(Stored entries)
----

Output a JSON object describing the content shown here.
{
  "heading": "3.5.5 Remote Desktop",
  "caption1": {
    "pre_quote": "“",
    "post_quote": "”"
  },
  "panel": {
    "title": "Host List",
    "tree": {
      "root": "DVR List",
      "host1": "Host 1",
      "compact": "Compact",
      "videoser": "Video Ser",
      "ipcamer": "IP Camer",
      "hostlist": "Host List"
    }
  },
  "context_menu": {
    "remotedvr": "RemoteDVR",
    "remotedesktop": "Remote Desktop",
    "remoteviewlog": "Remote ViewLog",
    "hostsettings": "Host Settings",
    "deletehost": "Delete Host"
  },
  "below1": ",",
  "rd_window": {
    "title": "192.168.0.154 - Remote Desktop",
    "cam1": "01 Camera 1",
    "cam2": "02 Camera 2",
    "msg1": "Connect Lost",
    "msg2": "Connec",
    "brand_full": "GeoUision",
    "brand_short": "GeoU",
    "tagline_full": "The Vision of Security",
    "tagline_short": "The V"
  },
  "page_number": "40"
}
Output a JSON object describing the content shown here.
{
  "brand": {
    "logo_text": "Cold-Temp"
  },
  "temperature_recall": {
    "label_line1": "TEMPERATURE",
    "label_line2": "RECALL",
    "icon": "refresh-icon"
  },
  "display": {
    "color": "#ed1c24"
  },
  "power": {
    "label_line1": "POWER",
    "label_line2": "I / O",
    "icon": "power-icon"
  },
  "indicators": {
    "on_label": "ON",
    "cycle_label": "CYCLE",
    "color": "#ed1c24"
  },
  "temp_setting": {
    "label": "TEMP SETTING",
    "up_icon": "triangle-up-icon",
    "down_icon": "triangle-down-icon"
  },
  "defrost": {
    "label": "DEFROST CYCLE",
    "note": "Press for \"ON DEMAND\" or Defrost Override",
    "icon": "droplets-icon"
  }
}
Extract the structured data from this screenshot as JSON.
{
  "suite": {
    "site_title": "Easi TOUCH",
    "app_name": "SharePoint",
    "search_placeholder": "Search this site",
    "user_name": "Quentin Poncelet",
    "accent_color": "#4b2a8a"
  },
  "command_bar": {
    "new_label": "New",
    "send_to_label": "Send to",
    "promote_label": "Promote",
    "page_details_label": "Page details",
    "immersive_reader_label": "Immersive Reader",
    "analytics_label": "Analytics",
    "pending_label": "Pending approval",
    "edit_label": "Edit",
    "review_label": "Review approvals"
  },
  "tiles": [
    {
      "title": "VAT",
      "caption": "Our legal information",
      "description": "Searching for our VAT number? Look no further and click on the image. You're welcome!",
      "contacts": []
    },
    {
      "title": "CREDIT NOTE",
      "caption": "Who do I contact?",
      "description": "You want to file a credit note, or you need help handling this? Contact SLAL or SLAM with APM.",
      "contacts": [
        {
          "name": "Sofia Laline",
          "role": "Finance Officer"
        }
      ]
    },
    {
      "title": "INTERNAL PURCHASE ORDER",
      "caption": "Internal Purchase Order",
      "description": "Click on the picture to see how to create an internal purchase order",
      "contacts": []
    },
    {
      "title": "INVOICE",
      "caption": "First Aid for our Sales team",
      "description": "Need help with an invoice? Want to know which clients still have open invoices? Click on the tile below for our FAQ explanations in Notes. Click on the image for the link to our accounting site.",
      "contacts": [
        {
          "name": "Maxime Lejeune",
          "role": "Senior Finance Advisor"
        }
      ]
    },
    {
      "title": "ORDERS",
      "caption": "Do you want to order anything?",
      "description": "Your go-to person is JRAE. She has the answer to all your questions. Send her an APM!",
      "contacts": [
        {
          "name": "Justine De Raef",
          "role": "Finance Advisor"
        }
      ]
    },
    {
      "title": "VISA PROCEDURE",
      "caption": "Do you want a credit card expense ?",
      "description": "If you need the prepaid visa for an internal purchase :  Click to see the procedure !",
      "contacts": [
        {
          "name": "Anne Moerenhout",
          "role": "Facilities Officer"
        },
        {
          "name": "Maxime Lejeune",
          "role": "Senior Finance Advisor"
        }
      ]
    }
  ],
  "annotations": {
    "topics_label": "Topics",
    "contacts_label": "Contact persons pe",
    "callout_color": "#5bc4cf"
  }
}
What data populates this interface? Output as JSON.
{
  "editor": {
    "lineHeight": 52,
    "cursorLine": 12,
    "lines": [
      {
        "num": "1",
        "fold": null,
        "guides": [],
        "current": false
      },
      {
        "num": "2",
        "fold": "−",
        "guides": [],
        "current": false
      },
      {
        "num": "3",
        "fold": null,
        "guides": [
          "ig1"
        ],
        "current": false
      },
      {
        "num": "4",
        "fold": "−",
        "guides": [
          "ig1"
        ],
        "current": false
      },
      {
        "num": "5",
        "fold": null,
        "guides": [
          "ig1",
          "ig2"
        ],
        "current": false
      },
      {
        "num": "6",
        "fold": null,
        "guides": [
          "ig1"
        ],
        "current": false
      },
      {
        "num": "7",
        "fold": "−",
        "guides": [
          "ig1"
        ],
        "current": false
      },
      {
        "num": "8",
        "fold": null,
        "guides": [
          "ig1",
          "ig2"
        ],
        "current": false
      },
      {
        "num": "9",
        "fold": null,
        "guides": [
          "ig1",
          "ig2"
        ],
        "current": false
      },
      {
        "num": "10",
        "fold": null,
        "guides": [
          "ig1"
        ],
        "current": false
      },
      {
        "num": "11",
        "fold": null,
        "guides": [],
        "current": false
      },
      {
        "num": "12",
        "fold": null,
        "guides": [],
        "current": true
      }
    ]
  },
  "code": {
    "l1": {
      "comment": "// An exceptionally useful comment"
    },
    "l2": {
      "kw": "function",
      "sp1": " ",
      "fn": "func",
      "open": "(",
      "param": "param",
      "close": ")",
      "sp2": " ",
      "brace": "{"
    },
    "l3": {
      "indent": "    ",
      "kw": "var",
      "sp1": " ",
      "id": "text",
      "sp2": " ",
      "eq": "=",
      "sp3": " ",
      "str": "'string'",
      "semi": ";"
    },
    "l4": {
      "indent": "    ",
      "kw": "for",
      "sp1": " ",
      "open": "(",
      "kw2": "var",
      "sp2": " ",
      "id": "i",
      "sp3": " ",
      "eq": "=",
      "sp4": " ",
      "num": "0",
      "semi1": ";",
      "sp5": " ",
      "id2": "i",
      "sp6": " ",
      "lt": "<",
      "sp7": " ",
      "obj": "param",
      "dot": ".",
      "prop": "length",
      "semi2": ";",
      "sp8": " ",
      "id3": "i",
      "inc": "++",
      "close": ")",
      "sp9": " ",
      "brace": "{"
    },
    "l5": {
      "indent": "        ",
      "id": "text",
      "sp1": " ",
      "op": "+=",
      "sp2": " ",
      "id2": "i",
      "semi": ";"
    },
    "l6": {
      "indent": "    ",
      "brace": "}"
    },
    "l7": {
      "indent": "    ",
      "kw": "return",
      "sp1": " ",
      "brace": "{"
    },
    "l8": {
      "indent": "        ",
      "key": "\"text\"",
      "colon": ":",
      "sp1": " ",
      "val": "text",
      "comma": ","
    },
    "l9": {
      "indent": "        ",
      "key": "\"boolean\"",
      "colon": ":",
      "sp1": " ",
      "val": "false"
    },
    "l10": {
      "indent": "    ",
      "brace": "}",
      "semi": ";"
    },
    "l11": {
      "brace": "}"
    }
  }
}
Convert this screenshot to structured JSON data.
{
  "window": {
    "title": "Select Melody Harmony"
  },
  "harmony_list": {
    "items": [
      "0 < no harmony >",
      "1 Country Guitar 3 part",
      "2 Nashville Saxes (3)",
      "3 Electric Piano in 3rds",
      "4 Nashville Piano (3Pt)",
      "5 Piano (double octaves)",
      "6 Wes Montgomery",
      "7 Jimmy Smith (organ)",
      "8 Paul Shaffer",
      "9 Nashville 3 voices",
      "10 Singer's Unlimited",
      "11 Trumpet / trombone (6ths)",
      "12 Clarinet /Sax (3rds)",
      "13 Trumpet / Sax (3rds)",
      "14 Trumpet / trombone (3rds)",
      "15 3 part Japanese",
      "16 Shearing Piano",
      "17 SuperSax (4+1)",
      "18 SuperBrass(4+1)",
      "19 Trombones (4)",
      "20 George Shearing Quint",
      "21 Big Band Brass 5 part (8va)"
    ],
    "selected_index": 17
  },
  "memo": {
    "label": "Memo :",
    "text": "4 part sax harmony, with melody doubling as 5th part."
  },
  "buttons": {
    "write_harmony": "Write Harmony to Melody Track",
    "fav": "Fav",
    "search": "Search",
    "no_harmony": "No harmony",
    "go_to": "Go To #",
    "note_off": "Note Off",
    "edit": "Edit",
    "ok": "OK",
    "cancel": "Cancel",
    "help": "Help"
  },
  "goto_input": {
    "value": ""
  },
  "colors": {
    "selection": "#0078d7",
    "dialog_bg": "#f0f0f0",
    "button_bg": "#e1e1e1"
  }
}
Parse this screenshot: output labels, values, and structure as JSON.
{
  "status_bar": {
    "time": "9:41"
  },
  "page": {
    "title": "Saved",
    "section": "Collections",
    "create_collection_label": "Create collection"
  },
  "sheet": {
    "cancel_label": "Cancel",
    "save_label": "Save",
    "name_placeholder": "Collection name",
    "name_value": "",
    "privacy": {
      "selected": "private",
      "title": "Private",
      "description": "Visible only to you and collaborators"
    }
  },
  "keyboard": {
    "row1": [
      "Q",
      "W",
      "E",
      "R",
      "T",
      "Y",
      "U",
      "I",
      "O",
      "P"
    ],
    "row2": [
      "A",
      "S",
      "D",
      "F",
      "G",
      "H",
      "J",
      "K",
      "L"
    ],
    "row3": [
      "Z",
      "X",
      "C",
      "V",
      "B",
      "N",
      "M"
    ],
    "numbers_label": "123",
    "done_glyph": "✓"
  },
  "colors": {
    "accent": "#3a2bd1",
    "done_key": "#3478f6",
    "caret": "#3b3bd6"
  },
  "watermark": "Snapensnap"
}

----

**PROMPT**:
Look through the entries above and report each line where the string "triangle" occurs.

**THE RESULT**:
    "up_icon": "triangle-up-icon",
    "down_icon": "triangle-down-icon"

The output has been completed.